- [Deine Aufgabe]
In welchem Zeitraum beobachtete und tötete der als Bestie von Florenz bezeichnete Serientäter laut der Seite junge Liebespaare in der Nähe von Florenz?

- [Seite]
━━━━━━━━━━━━━━━━

Wir hatten ihn als einen aufgeführt, der dabei war. Es war aber bei der Aufzählung in erster Linie um diejenigen gegangen, die beruflich mit der Aufklärung der Morde und gerichtlichen Verfolgung zu tun hatten. Diese Aufzählung setzten wir hier fort. Es folgen des weiteren Arturo Minoliti, Maresciallo der Carabinieri, Michele Giuttari, der die Ermittlungen übernahm, nachdem Hauptkommissar Perugini nach Washington befördert worden war und eigentlicher Drahtzieher hinter der Verhaftung von Spezi und der strengen Vernehmung vor einer potentiellen Verhaftung des Amerikaners Douglas Preston ist.

 

Beteiligt an den Bestien Verfahren sind auch Francesco Ferri, Präsident des Berufungsgerichts im Verfahren Pacciani, eines der nacheinander als Bestie Angeklagten, Inspektor Castelli, Kriminalbeamter der GIDES, der Sonderermittlungseinheit für Serienmorde, Capitano Mora, ein Carabinieri-Hauptmann, Giuliano Mignini, Publico Ministerio, also Ankläger von Perugia, was einem Bezirksstaatsanwalt entspricht, der hier mit dafür sorgt, wie die journalistischen Berichterstatter Spezi und Preston als Kriminelle behandelt werden und dann im Fall der Amanda Knox groß herauskommt als derjenige, der besonders willkürlich und die 'Indizienbeweise' fälschend ist sowie Marina De Robertis, Untersuchungsrichterin im Fall Spezi.

 

Allein mit den Namen der für die Aufklärung der Morde Verantwortlichen und juristischen Begleiter lassen sich Seiten füllen. Vielleicht ist dies auch eine Erklärung für den mangelnden Aufklärungserfolg. Denn bei der BESTIE VON FLORENZ geht es um einen furchtbaren Serientäter, der zwischen August 1968 bis September 1985 achtmal in der Nähe von Florenz junge Liebespaare im Auto beobachtete und abschlachtete, wobei er sich insbesondere besonders grausam an den Frauen vergriff, aber niemals sexuell betätigte.

 

Ehrlich gesagt geht das Lesen über diese detailliert dargestellten Morde an die Grenze des Erträglichen. Was bei Krimis ja noch unterhaltsam ist, wird bei der Vorstellung, daß dies alles geschehen ist, zum Alptraum, was sich verstärkt, wenn man im hinteren Teil die Fotos der ermordeten Paare, einiger Verdächtigter und des Behördenpersonals sieht. Alptraumhaft auch, daß eigentlich das Morden schon 1951 beginnt, als Pietro Pacciani den Geliebten seiner Verlobten ermordet, was sich 1961 fortsetzt, als Salvatore Cincis Frau Barbarina auf Sardinien tot aufgefunden wird. Der Zusammenhang dieser Morde mit den Liebespaarmorden ergibt sich durch die später als Serienmörder Verdächtigten.

━━━━━━━━━━━━━━━━

- [Vorliegende Angaben]
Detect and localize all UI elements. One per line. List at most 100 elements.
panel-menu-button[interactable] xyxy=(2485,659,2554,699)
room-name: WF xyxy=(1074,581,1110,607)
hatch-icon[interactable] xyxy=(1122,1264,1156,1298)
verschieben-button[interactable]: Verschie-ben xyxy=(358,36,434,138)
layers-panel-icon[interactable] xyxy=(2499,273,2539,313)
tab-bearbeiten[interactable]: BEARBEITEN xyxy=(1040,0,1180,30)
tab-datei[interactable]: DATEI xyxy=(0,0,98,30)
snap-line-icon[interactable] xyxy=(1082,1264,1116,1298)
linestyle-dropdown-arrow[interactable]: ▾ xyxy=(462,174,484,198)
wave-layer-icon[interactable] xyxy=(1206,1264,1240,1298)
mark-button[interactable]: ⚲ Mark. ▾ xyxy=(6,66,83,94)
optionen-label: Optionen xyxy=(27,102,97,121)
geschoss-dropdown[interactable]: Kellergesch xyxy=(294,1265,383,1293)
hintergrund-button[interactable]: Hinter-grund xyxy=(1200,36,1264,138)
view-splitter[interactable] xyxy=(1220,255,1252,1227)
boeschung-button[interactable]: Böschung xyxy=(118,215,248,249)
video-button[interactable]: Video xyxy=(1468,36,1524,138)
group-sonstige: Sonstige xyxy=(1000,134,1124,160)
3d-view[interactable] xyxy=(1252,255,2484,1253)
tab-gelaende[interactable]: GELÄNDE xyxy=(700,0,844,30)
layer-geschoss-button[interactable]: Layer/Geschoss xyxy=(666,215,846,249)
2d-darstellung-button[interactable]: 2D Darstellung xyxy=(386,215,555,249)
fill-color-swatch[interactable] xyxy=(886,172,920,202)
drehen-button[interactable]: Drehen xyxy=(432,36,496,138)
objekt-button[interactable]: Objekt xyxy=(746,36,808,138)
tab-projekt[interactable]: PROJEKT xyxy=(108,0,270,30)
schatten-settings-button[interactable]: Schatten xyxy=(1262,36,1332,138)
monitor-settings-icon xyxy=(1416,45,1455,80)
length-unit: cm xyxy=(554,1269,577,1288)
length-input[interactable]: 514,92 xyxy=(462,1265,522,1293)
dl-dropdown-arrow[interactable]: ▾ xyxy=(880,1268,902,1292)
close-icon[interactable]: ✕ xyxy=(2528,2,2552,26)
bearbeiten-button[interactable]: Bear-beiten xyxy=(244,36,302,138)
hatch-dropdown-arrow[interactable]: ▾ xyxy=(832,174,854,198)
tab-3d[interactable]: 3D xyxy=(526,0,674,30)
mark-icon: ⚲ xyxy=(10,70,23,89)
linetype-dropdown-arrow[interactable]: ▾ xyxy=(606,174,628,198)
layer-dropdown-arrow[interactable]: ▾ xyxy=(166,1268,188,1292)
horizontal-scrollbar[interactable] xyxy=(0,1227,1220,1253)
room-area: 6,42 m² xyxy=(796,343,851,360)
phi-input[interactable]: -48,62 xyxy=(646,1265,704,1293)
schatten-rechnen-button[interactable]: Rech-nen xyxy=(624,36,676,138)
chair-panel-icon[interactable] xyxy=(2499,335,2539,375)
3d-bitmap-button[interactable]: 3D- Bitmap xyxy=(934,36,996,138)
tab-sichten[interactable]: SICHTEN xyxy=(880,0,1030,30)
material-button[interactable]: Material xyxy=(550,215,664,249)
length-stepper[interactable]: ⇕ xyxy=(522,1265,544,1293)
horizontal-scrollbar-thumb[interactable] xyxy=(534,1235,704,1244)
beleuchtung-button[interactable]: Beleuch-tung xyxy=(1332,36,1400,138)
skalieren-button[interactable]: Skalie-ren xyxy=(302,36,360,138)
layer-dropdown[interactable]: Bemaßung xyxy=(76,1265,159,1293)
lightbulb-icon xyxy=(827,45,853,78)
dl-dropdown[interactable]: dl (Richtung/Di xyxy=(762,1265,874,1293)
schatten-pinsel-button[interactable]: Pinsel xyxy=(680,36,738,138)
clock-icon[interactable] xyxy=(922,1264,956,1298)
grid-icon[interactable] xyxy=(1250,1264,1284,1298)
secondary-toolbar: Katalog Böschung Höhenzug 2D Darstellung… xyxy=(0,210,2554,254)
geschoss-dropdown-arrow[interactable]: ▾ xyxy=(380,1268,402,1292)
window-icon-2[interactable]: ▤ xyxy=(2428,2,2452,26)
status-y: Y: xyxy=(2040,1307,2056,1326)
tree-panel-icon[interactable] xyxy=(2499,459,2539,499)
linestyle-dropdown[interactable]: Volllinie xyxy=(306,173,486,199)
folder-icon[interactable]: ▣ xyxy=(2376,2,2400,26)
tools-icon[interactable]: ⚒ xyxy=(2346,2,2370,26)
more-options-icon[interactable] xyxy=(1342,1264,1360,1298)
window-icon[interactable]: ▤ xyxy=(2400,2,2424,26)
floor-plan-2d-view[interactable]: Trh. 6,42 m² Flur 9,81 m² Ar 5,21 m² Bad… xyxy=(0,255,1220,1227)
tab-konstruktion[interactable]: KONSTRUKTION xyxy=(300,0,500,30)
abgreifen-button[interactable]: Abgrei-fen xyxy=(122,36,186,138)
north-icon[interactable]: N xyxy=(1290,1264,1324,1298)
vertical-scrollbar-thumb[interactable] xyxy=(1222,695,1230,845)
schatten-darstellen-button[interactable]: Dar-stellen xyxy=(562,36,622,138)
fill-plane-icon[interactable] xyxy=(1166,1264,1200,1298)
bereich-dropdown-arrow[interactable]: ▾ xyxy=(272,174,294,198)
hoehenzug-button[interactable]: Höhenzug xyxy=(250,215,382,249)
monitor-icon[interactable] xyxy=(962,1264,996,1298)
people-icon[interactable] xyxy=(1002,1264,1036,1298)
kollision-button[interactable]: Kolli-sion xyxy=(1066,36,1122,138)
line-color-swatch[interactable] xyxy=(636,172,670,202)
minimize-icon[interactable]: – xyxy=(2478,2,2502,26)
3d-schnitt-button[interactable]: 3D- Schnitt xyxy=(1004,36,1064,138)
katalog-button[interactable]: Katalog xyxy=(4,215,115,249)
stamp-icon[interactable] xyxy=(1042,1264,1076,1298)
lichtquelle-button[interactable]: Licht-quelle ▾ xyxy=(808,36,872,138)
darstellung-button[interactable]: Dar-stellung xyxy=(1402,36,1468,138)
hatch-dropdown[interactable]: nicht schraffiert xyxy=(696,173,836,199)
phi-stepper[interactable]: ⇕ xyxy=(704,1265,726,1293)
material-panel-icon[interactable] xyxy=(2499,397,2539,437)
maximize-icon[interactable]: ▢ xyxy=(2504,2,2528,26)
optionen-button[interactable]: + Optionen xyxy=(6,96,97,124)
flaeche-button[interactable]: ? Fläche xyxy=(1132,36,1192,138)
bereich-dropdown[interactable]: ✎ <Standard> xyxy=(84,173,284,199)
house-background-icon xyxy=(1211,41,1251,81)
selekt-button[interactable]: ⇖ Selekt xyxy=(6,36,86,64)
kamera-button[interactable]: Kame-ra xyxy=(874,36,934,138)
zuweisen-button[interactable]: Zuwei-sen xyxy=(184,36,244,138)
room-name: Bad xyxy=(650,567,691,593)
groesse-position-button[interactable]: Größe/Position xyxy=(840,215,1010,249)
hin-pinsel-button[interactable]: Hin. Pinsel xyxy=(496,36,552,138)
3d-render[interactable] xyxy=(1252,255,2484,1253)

━━━━━━━━━━━━━━━━

- [Vollständige Antwort]
Zwischen August 1968 und September 1985.